Rows from a figure dataset
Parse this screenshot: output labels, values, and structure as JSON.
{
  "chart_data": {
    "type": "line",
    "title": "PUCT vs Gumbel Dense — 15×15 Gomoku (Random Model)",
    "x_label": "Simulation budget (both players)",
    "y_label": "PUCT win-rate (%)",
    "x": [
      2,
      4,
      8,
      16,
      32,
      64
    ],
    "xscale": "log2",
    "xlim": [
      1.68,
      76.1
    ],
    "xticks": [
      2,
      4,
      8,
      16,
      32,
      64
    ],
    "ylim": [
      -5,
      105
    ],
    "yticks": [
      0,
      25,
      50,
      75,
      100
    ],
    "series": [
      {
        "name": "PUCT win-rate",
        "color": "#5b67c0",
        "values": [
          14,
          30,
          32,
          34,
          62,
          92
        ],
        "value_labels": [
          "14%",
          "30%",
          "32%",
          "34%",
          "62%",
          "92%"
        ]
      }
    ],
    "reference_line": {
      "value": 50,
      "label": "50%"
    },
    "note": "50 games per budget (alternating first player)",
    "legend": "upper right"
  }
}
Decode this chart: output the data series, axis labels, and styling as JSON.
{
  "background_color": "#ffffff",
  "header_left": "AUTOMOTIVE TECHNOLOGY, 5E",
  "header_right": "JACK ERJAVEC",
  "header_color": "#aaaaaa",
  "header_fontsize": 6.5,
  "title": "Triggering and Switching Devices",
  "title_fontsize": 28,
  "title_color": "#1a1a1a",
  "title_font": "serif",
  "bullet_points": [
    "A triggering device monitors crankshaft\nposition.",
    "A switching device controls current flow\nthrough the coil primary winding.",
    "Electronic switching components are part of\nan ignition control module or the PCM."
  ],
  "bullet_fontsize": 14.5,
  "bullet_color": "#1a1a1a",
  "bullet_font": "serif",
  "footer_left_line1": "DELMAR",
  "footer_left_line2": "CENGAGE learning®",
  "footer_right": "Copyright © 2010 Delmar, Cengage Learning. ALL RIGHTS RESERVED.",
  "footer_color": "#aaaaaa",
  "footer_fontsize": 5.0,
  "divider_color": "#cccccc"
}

• **What is required**: Filter the records above and return every line that holds the word "this".

• **Task answer**:
Parse this screenshot: output labels, values, and structure as JSON.
Decode this chart: output the data series, axis labels, and styling as JSON.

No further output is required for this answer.